What you are asked to do:
Show every line that has the string "menu" in it.

---

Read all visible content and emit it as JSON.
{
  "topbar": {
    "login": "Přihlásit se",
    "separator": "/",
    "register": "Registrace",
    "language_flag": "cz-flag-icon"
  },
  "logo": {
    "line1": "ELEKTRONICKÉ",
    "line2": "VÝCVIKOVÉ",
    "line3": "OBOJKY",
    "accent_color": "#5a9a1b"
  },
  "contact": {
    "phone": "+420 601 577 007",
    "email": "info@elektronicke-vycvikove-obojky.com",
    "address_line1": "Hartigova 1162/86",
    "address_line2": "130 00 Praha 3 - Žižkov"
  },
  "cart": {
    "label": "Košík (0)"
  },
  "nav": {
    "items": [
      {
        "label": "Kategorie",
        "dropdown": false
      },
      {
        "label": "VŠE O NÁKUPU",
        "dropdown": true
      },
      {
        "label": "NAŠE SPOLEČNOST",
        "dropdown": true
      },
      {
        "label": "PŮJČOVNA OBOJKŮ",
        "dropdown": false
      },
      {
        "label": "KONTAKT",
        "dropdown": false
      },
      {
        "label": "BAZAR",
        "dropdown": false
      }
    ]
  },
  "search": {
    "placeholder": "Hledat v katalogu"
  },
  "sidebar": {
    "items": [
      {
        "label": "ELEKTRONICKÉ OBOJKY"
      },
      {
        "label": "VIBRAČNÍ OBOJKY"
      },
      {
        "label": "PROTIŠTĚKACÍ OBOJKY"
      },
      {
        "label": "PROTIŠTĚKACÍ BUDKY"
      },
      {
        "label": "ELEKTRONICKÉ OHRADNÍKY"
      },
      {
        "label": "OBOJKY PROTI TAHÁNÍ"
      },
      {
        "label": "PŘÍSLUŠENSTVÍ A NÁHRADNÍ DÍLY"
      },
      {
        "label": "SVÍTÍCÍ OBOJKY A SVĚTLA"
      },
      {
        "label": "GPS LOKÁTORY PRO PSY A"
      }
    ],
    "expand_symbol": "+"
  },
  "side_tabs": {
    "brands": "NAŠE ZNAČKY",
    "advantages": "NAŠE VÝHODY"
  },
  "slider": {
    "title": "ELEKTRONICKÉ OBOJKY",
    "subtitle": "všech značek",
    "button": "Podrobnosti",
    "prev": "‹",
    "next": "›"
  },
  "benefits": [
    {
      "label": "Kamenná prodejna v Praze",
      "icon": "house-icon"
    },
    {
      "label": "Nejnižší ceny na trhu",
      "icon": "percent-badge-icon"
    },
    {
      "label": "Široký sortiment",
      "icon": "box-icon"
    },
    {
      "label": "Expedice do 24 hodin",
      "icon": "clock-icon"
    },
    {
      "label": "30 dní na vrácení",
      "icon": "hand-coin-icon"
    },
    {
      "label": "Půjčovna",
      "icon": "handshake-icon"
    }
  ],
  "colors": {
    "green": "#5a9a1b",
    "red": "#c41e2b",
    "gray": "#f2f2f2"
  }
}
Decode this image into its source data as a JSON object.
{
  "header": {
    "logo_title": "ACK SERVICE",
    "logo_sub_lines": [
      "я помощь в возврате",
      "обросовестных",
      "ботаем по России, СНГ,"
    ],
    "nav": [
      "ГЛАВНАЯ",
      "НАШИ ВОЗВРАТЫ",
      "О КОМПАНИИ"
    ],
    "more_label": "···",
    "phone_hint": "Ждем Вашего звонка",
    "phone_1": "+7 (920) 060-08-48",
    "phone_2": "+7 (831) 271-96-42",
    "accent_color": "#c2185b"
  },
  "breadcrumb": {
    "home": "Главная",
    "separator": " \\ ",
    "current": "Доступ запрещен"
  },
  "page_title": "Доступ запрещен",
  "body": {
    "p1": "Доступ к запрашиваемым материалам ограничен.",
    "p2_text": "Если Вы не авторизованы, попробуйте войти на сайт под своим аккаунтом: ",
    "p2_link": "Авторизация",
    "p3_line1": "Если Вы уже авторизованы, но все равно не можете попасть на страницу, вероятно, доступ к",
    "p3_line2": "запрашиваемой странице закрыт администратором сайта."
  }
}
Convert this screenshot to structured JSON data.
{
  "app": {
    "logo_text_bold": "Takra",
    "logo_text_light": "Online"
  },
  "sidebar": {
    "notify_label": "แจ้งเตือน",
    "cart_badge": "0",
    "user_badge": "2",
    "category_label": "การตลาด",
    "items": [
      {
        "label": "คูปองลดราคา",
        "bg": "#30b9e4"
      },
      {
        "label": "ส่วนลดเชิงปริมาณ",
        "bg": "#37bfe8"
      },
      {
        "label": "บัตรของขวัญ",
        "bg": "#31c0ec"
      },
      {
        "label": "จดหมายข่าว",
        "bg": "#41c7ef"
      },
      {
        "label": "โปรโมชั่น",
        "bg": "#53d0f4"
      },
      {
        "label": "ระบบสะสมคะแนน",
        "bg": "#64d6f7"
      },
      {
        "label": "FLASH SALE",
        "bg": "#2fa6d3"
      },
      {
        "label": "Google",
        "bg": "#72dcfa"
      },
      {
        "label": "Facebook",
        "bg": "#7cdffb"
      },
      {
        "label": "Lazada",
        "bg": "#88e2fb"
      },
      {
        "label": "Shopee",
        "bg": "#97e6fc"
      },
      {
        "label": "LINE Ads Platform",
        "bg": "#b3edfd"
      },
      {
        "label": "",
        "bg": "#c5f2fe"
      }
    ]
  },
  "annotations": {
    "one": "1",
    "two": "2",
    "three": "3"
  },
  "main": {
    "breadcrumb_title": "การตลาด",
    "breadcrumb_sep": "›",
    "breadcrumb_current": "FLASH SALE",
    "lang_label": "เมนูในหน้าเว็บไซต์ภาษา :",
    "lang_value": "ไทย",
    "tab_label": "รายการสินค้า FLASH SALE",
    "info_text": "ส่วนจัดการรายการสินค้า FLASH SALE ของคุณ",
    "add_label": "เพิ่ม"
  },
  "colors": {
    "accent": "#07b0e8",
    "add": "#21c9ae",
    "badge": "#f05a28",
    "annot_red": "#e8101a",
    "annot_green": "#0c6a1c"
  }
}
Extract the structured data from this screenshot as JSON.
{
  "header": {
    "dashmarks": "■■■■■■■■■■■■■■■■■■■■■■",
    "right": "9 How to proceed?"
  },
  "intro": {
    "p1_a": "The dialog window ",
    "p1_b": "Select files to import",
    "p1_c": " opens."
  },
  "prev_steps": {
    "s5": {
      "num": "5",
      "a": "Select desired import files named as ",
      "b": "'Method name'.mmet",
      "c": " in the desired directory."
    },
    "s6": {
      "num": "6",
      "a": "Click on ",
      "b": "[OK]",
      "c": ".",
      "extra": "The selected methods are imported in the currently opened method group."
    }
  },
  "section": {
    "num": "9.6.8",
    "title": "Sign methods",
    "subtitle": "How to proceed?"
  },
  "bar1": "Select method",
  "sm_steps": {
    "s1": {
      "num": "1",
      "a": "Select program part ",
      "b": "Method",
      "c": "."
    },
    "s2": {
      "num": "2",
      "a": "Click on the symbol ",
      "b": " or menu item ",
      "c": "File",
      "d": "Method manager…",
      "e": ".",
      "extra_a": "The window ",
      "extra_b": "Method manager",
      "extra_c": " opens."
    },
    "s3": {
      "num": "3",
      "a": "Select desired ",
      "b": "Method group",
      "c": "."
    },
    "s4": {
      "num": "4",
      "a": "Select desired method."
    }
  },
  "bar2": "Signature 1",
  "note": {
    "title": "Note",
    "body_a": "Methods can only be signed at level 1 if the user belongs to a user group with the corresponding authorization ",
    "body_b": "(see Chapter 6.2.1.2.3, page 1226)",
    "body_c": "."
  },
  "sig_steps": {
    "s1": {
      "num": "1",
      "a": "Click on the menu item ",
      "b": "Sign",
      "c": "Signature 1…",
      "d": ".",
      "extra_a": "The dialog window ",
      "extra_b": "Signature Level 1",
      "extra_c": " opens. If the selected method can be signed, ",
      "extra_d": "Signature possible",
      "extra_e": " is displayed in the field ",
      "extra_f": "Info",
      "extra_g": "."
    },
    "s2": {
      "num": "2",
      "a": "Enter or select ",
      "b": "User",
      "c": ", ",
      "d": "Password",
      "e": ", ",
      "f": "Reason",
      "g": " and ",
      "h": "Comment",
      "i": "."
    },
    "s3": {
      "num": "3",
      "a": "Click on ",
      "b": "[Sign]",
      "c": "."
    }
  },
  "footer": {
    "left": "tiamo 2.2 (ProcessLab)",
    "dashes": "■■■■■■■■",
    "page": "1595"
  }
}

---

Correct answer:
      "b": " or menu item ",
      "a": "Click on the menu item ",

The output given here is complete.